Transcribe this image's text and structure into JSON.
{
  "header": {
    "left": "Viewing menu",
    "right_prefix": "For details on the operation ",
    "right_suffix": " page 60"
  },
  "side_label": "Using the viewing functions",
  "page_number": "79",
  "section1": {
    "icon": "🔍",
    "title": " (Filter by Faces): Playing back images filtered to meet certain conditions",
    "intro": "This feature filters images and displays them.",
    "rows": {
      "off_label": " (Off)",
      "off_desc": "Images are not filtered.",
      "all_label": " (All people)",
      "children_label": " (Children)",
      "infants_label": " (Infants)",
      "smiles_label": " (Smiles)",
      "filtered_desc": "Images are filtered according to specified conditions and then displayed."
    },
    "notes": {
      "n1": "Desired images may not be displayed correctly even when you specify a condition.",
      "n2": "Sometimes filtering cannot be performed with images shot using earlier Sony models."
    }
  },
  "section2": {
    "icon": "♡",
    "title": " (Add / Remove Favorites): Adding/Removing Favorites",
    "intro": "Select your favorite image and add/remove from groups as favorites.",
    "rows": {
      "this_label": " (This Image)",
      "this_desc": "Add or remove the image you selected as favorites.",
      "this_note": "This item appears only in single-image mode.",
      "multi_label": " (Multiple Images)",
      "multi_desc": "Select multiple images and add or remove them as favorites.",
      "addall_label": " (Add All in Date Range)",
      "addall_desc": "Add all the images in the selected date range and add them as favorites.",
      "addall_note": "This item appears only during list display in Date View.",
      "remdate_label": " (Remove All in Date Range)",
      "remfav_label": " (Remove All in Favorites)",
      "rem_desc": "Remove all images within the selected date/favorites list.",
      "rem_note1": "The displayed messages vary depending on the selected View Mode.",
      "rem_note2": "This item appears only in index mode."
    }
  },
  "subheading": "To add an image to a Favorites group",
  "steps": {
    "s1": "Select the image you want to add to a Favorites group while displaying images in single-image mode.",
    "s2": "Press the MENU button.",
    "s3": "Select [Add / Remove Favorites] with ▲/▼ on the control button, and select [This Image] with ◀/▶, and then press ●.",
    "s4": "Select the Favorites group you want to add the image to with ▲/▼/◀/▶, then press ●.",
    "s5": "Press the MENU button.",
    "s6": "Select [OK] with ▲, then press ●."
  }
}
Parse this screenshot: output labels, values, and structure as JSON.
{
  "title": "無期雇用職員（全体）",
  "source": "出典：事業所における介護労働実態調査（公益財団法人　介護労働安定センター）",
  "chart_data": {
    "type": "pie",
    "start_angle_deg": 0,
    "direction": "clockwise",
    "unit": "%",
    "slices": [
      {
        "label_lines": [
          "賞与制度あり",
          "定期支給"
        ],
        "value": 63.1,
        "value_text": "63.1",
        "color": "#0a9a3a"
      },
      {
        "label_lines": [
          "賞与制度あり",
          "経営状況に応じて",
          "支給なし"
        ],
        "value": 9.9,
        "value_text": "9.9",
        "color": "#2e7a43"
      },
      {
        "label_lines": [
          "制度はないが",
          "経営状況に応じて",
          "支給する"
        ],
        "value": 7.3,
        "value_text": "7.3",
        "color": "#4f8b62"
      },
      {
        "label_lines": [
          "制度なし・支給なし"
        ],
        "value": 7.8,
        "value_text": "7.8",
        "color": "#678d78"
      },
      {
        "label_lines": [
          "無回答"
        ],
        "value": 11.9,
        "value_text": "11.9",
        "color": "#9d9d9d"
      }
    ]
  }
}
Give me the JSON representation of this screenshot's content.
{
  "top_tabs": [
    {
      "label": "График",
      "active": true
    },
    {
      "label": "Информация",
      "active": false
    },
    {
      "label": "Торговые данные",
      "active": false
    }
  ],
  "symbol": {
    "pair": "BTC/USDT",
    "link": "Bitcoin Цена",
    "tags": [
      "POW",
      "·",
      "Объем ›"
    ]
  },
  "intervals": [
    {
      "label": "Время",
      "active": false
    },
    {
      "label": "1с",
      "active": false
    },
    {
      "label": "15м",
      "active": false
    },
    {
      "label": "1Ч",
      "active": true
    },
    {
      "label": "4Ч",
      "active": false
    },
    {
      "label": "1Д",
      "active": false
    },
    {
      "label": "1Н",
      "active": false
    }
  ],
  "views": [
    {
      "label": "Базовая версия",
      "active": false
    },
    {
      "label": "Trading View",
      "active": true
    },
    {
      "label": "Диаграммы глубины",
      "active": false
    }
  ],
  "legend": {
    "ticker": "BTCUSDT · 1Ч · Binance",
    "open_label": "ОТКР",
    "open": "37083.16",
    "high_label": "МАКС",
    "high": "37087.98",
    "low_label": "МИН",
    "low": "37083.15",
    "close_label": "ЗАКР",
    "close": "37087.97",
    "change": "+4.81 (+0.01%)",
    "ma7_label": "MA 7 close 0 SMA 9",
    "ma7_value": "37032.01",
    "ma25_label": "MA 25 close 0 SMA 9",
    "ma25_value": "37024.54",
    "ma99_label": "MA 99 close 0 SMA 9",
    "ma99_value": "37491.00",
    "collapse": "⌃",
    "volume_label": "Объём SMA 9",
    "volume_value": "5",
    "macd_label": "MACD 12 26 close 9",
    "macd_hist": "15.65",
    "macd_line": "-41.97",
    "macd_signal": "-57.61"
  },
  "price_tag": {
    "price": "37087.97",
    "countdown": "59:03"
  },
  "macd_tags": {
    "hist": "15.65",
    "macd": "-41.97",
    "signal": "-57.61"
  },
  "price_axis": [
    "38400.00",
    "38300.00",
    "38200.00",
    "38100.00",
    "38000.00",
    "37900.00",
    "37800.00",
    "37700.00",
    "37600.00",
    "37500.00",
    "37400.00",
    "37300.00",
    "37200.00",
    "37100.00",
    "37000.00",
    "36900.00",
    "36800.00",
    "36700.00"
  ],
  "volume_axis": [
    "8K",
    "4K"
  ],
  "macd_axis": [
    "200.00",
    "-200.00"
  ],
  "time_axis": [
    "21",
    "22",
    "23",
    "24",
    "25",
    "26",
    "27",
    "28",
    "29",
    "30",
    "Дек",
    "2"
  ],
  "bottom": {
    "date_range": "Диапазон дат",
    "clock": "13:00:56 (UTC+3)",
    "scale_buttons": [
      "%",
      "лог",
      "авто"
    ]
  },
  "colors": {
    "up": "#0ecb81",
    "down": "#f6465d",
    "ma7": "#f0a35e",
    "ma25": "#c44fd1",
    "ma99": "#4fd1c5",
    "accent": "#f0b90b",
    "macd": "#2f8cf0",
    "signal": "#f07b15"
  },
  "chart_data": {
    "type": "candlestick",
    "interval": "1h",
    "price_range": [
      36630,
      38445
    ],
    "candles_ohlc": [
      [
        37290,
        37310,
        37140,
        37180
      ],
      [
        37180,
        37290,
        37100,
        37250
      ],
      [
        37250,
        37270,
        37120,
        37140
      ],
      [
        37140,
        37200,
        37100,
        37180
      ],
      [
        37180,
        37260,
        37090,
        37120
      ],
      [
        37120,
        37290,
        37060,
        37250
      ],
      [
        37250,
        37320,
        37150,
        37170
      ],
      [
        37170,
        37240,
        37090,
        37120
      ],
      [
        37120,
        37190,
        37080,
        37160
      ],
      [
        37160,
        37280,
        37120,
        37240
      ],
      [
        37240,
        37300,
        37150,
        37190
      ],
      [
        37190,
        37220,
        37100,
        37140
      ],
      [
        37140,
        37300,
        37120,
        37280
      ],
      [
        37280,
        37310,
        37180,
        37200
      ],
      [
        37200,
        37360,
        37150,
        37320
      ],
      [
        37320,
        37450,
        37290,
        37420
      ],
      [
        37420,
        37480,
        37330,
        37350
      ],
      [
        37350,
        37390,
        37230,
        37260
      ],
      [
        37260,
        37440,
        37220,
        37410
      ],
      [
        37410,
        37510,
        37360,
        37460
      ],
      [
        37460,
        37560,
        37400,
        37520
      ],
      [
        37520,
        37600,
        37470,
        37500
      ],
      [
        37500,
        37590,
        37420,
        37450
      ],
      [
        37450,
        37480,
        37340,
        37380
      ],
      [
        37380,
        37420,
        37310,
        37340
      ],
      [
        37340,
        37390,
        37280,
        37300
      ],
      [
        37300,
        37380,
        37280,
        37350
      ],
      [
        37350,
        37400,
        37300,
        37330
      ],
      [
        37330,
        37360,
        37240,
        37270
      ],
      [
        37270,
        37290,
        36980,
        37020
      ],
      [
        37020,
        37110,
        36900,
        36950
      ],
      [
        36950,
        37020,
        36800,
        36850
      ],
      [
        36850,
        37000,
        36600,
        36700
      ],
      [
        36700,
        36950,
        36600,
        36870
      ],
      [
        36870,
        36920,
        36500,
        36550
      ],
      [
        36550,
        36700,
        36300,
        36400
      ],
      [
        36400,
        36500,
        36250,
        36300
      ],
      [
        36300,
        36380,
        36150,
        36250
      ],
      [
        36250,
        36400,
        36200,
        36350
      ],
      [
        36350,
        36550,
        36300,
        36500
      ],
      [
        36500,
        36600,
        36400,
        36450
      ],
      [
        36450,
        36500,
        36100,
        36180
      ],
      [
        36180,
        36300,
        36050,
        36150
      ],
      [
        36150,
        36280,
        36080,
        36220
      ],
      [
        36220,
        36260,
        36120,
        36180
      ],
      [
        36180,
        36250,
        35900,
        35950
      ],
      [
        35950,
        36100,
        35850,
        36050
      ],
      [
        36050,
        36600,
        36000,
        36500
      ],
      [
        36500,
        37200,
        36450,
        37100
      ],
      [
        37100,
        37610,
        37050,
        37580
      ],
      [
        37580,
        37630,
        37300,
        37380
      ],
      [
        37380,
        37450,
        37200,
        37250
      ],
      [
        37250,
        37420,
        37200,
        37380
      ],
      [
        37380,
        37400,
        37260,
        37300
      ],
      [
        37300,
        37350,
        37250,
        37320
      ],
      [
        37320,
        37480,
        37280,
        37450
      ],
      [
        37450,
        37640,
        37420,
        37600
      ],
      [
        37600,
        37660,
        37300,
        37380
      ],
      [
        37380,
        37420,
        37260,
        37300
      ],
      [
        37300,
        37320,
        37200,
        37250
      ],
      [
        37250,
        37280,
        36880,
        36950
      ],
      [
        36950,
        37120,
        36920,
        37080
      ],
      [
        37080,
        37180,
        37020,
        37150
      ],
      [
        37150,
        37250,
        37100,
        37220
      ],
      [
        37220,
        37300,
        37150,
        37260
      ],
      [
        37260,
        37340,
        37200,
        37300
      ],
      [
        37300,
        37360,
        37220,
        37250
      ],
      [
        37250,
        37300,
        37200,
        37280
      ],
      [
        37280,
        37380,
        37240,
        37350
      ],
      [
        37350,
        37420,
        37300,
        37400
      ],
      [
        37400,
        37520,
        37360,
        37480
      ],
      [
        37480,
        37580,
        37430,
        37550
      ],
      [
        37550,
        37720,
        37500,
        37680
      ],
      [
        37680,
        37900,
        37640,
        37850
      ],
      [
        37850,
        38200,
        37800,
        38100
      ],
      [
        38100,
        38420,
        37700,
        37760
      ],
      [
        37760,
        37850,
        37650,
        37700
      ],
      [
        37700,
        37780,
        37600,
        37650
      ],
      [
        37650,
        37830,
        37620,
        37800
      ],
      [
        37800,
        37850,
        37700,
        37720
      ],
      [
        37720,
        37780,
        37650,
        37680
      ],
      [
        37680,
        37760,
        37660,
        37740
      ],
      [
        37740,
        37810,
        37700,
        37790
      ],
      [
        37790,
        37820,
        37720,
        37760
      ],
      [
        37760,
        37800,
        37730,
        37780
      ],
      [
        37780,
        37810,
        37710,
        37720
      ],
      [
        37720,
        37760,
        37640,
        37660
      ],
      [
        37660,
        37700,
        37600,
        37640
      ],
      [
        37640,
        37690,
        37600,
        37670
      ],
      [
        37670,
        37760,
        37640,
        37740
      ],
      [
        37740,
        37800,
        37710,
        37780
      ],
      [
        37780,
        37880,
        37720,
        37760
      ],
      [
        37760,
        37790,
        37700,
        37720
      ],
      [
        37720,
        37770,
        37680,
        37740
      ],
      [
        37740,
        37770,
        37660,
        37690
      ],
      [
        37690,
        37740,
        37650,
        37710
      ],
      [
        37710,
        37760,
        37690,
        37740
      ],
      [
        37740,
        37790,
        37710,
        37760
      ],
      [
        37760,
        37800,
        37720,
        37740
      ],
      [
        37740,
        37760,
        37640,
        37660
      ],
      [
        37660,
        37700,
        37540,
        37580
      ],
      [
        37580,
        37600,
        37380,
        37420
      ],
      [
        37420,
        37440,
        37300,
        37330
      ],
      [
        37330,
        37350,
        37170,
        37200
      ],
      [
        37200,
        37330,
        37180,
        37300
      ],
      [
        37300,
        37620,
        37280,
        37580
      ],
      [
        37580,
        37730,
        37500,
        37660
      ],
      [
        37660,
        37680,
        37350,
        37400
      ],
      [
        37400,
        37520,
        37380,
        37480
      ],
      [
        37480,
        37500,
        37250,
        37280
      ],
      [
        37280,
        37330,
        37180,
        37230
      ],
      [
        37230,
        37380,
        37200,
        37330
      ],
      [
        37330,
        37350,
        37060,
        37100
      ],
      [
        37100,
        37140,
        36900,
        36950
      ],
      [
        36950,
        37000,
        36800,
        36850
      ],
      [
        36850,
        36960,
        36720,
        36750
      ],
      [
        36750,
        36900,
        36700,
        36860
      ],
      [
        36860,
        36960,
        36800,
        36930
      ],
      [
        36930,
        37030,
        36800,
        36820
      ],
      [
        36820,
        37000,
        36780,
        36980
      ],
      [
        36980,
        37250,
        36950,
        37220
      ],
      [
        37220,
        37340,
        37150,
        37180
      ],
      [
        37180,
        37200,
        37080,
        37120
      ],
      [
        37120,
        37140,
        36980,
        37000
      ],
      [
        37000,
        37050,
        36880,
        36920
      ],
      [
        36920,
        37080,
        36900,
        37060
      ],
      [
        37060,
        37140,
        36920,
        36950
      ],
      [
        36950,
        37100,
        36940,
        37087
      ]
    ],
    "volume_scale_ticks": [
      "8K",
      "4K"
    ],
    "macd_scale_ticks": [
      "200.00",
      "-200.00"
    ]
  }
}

----------

* Given instruction
All lines of the data above that include the word "structure" must be shown.

* Answer in full
Transcribe this image's text and structure into JSON.
Parse this screenshot: output labels, values, and structure as JSON.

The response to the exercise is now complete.